» **Given instruction**: Exact repetition of every entry is required.

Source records
▶

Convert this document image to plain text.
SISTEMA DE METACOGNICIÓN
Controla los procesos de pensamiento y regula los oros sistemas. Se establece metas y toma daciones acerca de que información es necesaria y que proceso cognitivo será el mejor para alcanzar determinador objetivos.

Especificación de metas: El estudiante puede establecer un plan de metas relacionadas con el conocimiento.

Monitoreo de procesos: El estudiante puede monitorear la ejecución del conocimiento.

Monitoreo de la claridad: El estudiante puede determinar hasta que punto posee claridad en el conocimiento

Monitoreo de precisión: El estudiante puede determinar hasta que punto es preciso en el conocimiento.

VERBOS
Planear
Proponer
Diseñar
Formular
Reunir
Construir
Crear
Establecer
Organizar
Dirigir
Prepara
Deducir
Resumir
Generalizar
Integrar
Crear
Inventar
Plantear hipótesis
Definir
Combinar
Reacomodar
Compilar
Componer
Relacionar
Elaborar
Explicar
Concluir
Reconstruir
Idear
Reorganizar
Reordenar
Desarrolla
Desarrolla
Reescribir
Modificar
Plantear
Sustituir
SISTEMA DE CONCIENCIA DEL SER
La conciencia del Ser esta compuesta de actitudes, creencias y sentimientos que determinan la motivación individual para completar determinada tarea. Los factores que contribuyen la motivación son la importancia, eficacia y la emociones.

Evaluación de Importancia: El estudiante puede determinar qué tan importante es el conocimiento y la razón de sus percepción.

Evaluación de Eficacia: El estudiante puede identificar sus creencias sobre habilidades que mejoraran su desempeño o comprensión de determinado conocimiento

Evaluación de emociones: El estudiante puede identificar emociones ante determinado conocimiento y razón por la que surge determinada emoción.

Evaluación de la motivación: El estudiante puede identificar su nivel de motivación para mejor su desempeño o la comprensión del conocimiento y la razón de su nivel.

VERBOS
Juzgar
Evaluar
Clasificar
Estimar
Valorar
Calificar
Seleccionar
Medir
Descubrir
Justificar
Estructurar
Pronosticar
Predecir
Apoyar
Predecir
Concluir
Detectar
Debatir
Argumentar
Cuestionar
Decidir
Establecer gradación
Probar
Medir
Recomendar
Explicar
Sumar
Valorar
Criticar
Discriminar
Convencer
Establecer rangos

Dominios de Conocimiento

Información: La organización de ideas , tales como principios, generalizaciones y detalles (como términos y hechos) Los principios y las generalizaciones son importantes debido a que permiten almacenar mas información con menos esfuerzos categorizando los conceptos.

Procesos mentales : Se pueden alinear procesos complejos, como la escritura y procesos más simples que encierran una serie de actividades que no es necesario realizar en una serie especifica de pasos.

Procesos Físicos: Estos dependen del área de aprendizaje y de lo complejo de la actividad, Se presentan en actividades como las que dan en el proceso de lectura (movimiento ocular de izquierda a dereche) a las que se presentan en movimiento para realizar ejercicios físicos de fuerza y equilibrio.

◀

» **Solution for this problem**:
Convert this document image to plain text.
SISTEMA DE METACOGNICIÓN
Controla los procesos de pensamiento y regula los oros sistemas. Se establece metas y toma daciones acerca de que información es necesaria y que proceso cognitivo será el mejor para alcanzar determinador objetivos.

Especificación de metas: El estudiante puede establecer un plan de metas relacionadas con el conocimiento.

Monitoreo de procesos: El estudiante puede monitorear la ejecución del conocimiento.

Monitoreo de la claridad: El estudiante puede determinar hasta que punto posee claridad en el conocimiento

Monitoreo de precisión: El estudiante puede determinar hasta que punto es preciso en el conocimiento.

VERBOS
Planear
Proponer
Diseñar
Formular
Reunir
Construir
Crear
Establecer
Organizar
Dirigir
Prepara
Deducir
Resumir
Generalizar
Integrar
Crear
Inventar
Plantear hipótesis
Definir
Combinar
Reacomodar
Compilar
Componer
Relacionar
Elaborar
Explicar
Concluir
Reconstruir
Idear
Reorganizar
Reordenar
Desarrolla
Desarrolla
Reescribir
Modificar
Plantear
Sustituir
SISTEMA DE CONCIENCIA DEL SER
La conciencia del Ser esta compuesta de actitudes, creencias y sentimientos que determinan la motivación individual para completar determinada tarea. Los factores que contribuyen la motivación son la importancia, eficacia y la emociones.

Evaluación de Importancia: El estudiante puede determinar qué tan importante es el conocimiento y la razón de sus percepción.

Evaluación de Eficacia: El estudiante puede identificar sus creencias sobre habilidades que mejoraran su desempeño o comprensión de determinado conocimiento

Evaluación de emociones: El estudiante puede identificar emociones ante determinado conocimiento y razón por la que surge determinada emoción.

Evaluación de la motivación: El estudiante puede identificar su nivel de motivación para mejor su desempeño o la comprensión del conocimiento y la razón de su nivel.

VERBOS
Juzgar
Evaluar
Clasificar
Estimar
Valorar
Calificar
Seleccionar
Medir
Descubrir
Justificar
Estructurar
Pronosticar
Predecir
Apoyar
Predecir
Concluir
Detectar
Debatir
Argumentar
Cuestionar
Decidir
Establecer gradación
Probar
Medir
Recomendar
Explicar
Sumar
Valorar
Criticar
Discriminar
Convencer
Establecer rangos

Dominios de Conocimiento

Información: La organización de ideas , tales como principios, generalizaciones y detalles (como términos y hechos) Los principios y las generalizaciones son importantes debido a que permiten almacenar mas información con menos esfuerzos categorizando los conceptos.

Procesos mentales : Se pueden alinear procesos complejos, como la escritura y procesos más simples que encierran una serie de actividades que no es necesario realizar en una serie especifica de pasos.

Procesos Físicos: Estos dependen del área de aprendizaje y de lo complejo de la actividad, Se presentan en actividades como las que dan en el proceso de lectura (movimiento ocular de izquierda a dereche) a las que se presentan en movimiento para realizar ejercicios físicos de fuerza y equilibrio.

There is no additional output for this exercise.